→ TASK BRIEF
Check each line of the material. Copy those containing "دادگستری".

Dataset records

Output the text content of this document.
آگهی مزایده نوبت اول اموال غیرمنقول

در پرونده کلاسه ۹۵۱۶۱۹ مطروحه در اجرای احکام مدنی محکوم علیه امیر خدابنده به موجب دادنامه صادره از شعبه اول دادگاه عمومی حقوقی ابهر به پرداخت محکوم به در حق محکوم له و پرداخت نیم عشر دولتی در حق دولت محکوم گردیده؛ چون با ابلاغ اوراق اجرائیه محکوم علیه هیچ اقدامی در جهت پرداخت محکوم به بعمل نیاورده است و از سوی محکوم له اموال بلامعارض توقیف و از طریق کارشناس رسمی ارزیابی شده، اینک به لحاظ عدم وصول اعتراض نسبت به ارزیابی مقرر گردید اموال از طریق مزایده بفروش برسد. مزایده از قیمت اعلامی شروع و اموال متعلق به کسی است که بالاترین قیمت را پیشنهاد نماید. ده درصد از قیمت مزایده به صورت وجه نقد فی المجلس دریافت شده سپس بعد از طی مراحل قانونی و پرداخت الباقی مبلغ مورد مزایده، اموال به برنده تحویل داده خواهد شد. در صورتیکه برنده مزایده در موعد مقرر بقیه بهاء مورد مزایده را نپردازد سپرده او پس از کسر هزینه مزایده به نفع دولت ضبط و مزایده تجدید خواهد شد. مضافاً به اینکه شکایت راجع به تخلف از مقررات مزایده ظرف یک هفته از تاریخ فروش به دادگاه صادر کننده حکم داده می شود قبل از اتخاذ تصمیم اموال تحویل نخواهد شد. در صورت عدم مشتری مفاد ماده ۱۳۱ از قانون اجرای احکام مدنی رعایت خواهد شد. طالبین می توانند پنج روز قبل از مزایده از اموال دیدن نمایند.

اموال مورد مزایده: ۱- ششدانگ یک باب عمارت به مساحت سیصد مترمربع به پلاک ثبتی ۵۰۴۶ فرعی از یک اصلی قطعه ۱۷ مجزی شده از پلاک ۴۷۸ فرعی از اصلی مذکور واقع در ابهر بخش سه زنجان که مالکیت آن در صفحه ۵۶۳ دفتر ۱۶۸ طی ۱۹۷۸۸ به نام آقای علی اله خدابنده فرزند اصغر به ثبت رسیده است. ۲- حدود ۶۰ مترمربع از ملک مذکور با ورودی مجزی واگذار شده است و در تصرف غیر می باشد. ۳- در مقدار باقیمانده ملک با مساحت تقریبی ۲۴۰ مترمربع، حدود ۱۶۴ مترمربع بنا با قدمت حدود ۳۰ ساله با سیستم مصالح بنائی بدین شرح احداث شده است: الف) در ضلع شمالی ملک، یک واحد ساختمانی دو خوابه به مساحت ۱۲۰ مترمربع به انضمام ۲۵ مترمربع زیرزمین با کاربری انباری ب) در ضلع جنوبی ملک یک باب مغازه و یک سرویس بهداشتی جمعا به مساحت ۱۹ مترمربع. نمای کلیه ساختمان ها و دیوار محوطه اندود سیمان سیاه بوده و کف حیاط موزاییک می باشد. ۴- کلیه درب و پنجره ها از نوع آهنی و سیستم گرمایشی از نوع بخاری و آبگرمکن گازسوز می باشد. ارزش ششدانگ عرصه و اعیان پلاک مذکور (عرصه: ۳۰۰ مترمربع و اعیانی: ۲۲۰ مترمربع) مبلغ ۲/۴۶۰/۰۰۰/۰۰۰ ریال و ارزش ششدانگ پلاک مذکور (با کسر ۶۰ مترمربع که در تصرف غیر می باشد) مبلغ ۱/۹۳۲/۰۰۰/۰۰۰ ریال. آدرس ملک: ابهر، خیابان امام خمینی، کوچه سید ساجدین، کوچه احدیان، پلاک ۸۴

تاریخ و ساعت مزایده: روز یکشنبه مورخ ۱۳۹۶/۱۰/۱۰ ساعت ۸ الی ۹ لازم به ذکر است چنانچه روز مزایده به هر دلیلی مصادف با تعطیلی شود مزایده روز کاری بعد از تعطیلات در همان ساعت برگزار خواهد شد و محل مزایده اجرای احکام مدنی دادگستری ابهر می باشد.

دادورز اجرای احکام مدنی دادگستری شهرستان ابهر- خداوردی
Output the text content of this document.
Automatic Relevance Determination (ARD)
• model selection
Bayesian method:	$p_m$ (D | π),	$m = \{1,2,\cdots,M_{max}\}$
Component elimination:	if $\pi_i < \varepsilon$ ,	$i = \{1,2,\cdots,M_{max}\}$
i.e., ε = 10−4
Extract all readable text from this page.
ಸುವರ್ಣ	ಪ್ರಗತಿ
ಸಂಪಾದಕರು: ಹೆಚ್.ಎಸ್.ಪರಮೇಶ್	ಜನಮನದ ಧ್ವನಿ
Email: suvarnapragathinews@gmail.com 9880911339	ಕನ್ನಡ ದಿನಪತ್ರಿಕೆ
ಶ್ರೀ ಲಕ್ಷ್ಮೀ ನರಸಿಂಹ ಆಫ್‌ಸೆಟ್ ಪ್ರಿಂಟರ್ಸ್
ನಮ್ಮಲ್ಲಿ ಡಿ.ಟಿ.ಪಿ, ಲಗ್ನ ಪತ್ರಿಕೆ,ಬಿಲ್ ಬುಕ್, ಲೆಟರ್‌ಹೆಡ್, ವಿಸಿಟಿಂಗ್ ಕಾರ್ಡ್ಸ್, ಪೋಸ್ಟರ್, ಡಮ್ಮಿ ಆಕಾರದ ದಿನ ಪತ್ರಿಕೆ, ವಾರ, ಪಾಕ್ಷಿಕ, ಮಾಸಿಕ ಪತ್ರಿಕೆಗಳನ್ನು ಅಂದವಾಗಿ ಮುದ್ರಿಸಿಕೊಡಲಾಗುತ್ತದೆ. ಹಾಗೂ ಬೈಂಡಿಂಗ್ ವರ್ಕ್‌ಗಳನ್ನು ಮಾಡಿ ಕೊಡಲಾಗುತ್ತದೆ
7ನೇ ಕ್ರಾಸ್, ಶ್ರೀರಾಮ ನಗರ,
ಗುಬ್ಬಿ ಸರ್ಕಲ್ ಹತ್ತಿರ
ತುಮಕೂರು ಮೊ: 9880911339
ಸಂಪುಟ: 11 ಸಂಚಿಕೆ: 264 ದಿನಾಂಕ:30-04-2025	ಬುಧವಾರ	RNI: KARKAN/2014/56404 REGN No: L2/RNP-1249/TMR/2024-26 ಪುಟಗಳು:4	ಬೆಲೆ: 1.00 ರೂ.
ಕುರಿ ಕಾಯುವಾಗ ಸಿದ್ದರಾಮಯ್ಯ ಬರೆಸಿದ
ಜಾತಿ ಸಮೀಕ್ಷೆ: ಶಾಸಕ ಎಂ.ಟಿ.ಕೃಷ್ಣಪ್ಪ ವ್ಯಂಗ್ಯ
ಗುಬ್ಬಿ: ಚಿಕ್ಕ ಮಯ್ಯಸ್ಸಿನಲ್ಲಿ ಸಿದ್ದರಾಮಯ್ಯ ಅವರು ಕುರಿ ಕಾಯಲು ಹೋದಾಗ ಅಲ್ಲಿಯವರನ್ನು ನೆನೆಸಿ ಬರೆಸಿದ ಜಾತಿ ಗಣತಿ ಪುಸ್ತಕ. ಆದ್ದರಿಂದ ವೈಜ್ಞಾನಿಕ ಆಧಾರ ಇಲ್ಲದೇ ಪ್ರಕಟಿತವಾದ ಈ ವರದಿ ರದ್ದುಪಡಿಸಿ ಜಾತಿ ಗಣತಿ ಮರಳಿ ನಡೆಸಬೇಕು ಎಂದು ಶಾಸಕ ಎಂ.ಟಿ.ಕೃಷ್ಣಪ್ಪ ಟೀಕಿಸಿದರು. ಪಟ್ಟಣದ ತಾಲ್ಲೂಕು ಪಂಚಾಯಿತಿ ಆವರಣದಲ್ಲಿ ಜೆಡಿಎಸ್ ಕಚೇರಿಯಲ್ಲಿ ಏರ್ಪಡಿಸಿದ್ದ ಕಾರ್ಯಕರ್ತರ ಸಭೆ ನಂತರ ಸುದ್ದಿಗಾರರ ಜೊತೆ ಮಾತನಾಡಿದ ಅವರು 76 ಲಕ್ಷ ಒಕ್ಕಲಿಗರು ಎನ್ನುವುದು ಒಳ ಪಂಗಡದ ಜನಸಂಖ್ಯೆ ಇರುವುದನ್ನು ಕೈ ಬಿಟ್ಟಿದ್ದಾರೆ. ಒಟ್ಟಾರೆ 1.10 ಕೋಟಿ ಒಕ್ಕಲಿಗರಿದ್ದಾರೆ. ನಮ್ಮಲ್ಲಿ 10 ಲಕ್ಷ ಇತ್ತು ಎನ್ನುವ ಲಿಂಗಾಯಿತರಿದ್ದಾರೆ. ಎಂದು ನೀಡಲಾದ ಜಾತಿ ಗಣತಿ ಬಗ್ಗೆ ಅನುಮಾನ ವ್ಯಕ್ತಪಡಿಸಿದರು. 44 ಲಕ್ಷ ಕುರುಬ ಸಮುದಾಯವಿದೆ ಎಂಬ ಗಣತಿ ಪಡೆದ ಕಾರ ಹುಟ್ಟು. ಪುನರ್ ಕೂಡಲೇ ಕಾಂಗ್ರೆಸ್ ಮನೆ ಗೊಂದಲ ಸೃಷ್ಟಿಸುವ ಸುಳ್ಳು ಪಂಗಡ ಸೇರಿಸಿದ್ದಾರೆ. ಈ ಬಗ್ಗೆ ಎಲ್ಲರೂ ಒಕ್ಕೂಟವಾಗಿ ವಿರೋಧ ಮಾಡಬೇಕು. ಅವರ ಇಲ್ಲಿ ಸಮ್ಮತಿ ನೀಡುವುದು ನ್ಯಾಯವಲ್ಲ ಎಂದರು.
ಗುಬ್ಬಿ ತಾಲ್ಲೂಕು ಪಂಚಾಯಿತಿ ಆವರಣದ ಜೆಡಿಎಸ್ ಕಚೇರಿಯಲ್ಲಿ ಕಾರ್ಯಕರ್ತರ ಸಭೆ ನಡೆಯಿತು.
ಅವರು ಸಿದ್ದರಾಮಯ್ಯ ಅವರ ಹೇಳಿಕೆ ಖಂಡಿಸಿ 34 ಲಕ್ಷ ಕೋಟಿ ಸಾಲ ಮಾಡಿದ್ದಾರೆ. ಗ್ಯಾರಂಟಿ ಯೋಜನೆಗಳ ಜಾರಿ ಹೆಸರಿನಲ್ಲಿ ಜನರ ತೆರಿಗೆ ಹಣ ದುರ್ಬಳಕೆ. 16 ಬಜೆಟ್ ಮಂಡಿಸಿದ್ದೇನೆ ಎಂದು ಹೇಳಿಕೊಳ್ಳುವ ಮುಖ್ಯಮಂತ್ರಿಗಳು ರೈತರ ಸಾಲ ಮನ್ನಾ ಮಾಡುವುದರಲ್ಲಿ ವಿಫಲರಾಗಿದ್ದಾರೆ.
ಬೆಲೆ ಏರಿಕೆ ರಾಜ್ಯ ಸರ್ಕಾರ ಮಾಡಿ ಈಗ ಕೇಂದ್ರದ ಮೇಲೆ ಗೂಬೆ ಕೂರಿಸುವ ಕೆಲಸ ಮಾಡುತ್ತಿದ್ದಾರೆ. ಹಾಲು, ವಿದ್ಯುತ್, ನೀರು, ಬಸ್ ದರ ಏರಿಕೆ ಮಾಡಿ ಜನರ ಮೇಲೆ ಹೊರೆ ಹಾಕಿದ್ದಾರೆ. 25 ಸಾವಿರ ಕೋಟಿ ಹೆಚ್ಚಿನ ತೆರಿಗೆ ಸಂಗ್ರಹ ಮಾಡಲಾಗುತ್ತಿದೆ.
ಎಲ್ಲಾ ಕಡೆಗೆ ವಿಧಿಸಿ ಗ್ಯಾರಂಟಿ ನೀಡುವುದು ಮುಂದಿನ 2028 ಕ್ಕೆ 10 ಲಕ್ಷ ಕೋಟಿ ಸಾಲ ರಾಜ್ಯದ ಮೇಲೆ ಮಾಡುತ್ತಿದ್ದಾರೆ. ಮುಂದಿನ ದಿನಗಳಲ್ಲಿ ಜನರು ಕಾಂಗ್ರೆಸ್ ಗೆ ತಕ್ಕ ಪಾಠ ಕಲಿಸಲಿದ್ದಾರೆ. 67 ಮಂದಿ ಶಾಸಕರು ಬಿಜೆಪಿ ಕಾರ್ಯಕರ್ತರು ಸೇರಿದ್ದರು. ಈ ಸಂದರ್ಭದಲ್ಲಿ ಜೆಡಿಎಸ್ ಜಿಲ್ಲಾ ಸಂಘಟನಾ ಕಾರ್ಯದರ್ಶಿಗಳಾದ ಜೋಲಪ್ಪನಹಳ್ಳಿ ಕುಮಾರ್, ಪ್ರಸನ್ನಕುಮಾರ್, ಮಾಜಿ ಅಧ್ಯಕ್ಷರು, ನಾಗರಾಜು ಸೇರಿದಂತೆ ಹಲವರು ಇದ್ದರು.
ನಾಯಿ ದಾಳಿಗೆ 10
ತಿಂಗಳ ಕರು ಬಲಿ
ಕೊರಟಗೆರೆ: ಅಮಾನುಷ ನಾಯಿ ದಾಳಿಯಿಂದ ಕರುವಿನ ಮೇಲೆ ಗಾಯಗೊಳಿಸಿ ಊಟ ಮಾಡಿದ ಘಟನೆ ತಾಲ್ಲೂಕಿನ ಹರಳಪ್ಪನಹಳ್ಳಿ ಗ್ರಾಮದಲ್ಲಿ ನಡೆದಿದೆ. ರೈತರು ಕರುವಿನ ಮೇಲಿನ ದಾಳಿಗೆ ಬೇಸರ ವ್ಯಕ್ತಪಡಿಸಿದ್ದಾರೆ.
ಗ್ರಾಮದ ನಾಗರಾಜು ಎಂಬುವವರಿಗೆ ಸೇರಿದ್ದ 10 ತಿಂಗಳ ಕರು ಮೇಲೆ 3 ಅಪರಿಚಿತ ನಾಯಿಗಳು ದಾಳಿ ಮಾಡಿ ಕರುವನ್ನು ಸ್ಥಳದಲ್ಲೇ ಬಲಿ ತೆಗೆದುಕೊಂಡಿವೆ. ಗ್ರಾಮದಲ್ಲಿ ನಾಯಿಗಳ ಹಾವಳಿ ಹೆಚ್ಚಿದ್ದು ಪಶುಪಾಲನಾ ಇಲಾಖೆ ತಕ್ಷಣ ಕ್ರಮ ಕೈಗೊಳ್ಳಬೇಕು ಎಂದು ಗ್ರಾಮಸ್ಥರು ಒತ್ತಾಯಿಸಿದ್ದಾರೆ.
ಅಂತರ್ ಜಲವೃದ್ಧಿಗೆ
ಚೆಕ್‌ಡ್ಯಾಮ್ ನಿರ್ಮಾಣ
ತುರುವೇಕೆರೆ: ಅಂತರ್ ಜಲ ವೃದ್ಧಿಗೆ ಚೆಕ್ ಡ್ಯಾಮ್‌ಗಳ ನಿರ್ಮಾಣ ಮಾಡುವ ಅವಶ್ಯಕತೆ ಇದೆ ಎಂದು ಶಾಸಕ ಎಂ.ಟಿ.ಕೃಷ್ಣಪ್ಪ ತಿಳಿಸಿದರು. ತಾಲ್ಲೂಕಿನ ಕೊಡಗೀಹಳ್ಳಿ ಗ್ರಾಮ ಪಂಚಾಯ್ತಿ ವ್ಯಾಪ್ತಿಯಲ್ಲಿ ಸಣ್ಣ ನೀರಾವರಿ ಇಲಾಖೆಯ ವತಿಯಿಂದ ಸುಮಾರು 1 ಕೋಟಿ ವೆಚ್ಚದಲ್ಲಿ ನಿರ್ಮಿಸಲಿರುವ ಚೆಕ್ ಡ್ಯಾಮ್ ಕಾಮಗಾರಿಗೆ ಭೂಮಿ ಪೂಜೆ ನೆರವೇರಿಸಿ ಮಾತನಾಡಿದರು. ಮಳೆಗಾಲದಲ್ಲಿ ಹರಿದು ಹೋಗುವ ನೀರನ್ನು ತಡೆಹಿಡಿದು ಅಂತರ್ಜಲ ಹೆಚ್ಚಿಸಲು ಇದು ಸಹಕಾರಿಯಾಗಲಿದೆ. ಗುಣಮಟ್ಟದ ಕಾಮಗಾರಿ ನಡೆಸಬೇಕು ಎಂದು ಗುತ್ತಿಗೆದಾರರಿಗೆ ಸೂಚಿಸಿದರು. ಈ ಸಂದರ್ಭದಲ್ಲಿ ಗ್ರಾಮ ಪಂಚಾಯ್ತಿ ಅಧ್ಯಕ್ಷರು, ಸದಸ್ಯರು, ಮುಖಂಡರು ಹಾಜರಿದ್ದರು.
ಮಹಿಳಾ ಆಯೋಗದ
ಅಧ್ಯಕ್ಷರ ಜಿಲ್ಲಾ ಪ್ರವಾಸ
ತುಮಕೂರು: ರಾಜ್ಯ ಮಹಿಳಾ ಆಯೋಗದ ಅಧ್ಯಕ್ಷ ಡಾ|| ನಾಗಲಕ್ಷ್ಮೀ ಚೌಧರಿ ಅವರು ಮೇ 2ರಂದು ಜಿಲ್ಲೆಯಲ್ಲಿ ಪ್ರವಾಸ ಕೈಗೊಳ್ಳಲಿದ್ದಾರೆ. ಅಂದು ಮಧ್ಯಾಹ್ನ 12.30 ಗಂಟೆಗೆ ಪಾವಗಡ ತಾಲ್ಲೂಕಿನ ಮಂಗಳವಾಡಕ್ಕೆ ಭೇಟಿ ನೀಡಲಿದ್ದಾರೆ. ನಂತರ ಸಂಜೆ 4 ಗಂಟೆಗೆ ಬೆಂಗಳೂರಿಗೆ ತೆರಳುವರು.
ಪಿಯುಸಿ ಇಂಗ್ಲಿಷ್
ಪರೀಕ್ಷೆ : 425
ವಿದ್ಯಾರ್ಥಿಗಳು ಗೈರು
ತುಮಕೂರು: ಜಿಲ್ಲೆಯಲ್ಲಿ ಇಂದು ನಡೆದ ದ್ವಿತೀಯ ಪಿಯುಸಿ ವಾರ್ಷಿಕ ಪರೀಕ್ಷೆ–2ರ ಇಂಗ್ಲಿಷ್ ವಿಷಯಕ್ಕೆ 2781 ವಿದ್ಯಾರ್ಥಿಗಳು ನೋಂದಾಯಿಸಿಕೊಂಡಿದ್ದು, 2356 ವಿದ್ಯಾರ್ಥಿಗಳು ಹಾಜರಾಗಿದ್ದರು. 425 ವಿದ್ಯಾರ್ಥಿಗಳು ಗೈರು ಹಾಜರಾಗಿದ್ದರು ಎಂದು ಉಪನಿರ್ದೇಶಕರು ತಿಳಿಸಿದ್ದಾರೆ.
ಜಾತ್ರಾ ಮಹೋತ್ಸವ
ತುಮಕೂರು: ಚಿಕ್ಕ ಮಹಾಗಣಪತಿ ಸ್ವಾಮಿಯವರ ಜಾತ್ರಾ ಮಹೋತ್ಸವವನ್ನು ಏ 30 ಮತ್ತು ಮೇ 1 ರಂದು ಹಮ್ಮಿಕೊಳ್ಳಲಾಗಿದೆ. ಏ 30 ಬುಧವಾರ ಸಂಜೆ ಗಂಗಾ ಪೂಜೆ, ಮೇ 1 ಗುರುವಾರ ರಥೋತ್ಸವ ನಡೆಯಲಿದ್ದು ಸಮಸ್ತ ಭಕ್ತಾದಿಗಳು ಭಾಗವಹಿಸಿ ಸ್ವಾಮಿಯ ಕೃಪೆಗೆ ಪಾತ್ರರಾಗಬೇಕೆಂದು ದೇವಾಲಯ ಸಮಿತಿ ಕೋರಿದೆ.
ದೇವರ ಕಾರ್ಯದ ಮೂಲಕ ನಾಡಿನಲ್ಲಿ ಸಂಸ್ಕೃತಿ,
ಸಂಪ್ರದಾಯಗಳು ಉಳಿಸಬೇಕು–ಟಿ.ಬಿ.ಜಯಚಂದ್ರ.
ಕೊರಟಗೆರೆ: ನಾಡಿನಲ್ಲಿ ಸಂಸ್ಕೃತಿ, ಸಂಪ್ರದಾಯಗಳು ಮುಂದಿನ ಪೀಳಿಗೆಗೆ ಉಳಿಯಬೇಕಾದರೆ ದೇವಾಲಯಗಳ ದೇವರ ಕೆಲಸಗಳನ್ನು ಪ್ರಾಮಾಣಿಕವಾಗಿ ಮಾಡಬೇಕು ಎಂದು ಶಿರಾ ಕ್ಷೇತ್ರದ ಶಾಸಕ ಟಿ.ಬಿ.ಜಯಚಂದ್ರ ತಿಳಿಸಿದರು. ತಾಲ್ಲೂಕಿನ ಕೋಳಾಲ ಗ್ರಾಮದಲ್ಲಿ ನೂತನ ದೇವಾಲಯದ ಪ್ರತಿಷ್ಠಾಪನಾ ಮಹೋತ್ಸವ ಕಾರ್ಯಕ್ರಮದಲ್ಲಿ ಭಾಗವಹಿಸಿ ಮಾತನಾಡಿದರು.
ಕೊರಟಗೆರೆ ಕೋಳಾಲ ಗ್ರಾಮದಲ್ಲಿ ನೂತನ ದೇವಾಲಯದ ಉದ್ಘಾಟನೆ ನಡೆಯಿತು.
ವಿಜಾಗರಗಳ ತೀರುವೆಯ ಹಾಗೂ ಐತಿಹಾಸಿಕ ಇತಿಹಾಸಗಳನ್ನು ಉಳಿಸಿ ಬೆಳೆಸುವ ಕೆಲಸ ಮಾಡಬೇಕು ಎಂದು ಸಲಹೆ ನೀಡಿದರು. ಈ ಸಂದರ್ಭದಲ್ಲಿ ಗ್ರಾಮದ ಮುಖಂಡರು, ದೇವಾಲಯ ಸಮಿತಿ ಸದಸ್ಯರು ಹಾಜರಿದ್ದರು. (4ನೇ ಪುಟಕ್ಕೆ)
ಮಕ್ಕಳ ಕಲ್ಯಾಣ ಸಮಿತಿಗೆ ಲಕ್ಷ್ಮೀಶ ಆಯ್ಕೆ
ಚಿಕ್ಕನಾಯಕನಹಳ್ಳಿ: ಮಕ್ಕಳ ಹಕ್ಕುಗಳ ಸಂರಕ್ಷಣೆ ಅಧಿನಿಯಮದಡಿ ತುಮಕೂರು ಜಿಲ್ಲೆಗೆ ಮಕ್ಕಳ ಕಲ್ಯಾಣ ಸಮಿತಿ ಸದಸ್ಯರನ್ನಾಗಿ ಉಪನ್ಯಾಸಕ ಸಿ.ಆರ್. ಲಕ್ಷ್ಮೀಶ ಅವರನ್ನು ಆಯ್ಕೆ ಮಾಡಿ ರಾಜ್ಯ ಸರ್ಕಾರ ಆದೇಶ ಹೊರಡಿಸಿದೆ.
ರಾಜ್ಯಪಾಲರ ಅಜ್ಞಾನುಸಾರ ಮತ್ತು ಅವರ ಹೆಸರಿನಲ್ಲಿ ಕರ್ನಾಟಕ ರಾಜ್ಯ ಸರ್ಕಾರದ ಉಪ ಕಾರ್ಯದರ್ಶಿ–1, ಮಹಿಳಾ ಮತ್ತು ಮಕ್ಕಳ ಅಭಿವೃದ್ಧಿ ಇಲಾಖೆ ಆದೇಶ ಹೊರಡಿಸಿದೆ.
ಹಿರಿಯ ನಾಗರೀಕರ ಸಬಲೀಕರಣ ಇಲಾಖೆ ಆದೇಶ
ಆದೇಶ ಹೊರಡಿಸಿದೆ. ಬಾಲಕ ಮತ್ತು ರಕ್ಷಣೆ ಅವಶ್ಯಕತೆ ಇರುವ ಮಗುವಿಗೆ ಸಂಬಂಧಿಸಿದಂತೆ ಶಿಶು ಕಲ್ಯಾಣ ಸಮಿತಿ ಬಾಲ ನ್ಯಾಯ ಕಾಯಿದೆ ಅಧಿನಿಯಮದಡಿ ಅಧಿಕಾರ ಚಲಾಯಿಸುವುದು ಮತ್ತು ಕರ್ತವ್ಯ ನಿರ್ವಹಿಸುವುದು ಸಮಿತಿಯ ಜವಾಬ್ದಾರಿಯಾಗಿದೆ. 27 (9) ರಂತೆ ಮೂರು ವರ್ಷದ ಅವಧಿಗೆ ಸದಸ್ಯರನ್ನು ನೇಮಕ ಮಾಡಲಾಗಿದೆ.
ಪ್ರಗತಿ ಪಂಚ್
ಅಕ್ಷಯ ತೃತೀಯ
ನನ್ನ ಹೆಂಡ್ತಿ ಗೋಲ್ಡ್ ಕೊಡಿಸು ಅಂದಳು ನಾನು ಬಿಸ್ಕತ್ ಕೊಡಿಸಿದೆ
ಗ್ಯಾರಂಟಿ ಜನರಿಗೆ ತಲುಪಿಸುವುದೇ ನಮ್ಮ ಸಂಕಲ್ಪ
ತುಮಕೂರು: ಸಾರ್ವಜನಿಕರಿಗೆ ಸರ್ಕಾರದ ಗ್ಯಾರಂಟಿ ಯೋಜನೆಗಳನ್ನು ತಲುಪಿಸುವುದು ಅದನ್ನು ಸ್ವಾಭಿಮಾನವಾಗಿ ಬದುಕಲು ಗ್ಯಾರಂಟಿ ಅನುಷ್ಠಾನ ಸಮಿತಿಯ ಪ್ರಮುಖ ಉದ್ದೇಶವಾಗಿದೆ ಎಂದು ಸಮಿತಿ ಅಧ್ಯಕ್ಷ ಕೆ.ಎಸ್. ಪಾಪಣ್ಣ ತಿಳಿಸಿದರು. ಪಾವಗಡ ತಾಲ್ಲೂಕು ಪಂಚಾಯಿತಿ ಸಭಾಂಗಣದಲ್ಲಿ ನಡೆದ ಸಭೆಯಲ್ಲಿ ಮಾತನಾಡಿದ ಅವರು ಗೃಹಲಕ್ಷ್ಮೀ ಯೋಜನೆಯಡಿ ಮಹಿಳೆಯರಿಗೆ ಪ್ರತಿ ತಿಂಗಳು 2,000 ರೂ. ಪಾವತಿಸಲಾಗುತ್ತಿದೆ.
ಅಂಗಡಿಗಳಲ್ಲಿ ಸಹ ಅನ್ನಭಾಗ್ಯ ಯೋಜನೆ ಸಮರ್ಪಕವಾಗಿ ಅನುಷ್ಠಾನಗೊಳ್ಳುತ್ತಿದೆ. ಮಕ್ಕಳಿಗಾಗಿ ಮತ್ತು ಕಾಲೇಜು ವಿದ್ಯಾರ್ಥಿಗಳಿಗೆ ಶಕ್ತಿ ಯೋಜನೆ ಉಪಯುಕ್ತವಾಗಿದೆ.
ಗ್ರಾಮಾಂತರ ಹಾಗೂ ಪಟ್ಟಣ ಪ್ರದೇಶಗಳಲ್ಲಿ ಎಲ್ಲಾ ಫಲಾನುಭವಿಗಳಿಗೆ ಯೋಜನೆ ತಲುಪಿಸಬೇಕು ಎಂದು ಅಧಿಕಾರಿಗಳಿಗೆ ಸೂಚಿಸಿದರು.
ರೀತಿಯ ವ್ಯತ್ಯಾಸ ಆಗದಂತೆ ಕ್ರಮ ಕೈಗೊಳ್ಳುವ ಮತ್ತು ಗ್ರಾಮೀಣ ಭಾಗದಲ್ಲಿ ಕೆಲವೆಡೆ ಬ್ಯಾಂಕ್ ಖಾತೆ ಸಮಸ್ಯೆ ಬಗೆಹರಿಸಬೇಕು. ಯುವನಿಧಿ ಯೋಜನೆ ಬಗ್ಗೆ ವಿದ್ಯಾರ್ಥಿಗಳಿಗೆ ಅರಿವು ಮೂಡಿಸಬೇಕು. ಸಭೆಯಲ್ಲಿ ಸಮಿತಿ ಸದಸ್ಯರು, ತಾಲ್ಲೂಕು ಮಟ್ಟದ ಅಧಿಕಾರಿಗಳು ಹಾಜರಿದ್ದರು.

→ SOLUTION FOR THIS EXERCISE
تاریخ و ساعت مزایده: روز یکشنبه مورخ ۱۳۹۶/۱۰/۱۰ ساعت ۸ الی ۹ لازم به ذکر است چنانچه روز مزایده به هر دلیلی مصادف با تعطیلی شود مزایده روز کاری بعد از تعطیلات در همان ساعت برگزار خواهد شد و محل مزایده اجرای احکام مدنی دادگستری ابهر می باشد.
دادورز اجرای احکام مدنی دادگستری شهرستان ابهر- خداوردی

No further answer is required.